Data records
════════════════════

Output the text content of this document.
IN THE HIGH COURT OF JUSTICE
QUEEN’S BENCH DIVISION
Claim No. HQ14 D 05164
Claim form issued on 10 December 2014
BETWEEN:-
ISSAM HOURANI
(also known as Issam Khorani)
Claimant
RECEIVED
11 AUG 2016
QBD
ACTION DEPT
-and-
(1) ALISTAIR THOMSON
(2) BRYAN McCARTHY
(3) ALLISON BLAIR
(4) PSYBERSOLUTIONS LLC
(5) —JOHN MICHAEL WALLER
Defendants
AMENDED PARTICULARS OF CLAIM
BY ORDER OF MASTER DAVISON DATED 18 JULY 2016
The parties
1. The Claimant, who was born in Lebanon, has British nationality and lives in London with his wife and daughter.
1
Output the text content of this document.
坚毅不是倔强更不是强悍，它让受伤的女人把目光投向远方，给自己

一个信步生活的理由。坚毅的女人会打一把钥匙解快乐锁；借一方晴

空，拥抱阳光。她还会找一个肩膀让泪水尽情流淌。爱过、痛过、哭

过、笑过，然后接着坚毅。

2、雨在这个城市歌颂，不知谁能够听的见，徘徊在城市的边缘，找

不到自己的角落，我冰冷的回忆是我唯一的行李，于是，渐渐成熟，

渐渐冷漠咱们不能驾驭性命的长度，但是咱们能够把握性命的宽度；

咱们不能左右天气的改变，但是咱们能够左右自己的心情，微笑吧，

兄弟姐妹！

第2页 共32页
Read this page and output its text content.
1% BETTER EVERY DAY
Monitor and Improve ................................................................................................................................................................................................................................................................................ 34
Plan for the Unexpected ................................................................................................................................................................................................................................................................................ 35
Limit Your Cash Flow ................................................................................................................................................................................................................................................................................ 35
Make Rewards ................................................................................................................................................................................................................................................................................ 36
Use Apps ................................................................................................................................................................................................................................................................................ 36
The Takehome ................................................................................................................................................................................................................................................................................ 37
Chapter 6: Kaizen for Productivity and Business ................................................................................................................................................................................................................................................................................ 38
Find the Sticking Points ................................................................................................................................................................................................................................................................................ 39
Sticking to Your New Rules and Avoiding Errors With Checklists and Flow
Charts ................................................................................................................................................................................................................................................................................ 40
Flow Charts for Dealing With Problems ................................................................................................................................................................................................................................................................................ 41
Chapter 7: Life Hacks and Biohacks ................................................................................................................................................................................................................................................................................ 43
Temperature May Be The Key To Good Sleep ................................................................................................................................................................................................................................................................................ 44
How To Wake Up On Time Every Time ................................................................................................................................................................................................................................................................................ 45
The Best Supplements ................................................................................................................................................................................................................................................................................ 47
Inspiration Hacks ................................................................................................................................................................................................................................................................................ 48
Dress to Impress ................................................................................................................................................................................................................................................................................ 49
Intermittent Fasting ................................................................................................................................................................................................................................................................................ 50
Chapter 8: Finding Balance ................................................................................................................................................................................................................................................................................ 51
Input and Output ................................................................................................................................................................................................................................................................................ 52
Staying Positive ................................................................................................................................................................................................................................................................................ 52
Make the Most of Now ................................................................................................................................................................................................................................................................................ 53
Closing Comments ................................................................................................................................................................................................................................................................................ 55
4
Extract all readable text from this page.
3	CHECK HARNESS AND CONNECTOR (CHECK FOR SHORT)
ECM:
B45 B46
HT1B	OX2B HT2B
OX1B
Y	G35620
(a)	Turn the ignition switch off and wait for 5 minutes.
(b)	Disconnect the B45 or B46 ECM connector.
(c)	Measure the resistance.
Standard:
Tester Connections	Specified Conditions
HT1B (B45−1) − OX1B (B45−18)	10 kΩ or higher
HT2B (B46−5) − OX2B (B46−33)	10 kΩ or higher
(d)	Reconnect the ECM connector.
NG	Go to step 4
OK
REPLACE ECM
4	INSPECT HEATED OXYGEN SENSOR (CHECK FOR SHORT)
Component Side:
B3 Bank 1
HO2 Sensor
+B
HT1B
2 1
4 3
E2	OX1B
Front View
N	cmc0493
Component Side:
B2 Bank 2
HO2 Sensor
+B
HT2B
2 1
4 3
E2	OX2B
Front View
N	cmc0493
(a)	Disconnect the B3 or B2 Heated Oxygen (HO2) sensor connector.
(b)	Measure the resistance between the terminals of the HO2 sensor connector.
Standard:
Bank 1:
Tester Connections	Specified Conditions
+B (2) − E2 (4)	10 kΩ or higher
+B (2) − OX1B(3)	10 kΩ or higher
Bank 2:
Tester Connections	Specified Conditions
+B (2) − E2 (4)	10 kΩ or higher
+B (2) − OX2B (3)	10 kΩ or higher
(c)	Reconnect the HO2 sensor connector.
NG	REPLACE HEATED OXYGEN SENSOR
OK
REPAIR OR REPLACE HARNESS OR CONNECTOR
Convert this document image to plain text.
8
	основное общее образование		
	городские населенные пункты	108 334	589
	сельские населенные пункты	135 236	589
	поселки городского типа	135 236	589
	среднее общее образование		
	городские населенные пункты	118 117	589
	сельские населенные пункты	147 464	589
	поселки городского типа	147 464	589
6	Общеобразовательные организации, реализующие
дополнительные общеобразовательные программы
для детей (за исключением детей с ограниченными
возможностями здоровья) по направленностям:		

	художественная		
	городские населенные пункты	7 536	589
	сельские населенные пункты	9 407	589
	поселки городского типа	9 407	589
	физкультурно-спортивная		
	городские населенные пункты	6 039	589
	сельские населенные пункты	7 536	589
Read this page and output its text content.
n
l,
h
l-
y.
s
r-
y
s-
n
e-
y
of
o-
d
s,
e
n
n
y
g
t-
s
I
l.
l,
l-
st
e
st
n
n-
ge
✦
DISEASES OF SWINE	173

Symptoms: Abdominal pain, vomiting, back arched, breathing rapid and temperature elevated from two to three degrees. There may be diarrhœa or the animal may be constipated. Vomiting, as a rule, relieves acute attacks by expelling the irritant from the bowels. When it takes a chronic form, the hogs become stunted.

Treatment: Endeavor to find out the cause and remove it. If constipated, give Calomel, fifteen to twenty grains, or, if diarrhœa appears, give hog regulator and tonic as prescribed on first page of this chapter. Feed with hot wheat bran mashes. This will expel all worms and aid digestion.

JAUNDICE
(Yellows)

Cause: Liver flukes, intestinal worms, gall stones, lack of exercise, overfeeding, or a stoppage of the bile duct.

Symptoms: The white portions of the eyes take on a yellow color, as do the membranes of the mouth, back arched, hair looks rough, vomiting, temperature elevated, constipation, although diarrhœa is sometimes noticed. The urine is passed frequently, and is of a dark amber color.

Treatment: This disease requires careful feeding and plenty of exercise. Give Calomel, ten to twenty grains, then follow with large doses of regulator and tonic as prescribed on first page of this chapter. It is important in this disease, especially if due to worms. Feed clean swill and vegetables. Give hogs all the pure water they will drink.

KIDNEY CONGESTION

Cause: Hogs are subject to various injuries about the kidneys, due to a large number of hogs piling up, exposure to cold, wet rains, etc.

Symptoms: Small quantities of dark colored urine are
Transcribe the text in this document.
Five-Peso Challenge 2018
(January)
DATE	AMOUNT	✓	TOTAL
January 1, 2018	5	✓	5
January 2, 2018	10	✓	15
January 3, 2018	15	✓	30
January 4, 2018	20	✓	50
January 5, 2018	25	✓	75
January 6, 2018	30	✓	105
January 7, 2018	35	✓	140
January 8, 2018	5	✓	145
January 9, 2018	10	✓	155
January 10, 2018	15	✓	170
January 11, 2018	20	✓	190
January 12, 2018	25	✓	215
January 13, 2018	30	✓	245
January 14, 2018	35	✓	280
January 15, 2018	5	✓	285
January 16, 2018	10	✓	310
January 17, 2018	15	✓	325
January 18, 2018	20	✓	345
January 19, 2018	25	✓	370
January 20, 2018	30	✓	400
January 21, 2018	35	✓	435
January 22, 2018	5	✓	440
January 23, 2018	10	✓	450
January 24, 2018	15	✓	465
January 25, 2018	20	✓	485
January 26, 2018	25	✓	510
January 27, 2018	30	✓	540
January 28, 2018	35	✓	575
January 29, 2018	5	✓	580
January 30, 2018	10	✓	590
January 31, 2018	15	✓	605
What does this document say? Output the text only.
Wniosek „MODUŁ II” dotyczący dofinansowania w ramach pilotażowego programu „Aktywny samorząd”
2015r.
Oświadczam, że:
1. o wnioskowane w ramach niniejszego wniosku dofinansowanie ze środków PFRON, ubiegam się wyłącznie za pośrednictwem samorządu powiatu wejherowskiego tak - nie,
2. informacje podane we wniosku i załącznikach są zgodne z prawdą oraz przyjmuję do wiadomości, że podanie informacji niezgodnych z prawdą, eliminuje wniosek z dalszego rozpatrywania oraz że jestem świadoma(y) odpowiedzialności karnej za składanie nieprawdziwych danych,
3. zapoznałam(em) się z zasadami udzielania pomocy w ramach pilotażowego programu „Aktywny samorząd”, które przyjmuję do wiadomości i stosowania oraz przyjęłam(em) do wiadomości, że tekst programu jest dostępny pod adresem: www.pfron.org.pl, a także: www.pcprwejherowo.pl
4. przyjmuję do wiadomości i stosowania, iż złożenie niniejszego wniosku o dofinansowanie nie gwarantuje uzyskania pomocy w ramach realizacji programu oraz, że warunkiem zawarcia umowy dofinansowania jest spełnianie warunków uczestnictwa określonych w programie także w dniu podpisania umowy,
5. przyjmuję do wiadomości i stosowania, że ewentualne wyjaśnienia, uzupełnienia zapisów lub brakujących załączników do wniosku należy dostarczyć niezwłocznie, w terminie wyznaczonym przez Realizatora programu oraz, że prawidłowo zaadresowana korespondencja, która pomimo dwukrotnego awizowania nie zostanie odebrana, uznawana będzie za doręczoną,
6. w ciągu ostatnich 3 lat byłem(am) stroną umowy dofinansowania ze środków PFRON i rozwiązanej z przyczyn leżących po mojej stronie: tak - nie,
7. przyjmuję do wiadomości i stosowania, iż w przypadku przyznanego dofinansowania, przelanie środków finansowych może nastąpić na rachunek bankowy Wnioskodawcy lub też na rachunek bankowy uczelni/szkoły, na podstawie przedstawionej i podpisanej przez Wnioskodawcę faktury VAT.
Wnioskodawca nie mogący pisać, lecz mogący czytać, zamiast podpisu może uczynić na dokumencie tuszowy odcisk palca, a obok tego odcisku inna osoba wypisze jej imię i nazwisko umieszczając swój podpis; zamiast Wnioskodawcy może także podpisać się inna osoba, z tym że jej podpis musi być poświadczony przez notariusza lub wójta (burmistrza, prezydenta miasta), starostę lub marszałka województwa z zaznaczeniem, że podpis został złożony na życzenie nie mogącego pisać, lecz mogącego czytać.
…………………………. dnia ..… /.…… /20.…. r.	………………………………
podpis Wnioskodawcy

════════════════════

• Set exercise
Your answer should be a single number: the count of lines in the data that include the word "grains".

• Result of this exercise
2